--- START OF Data shown ---

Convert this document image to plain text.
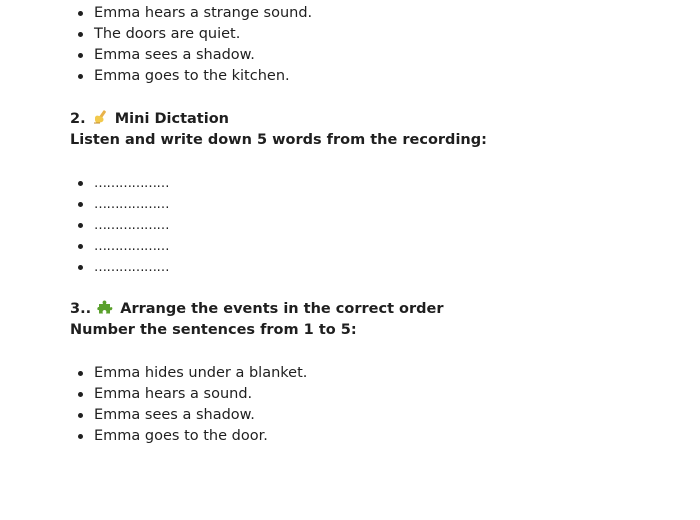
Emma hears a strange sound.
The doors are quiet.
Emma sees a shadow.
Emma goes to the kitchen.
2. Mini Dictation
Listen and write down 5 words from the recording:
………………
………………
………………
………………
………………
3.. Arrange the events in the correct order
Number the sentences from 1 to 5:
Emma hides under a blanket.
Emma hears a sound.
Emma sees a shadow.
Emma goes to the door.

--- END OF Data shown ---

What the task requires =
Reproduce every entry exactly, but omit each picture.

Response to the exercise =
Convert this document image to plain text.
Emma hears a strange sound.
The doors are quiet.
Emma sees a shadow.
Emma goes to the kitchen.
2. Mini Dictation
Listen and write down 5 words from the recording:
………………
………………
………………
………………
………………
3.. Arrange the events in the correct order
Number the sentences from 1 to 5:
Emma hides under a blanket.
Emma hears a sound.
Emma sees a shadow.
Emma goes to the door.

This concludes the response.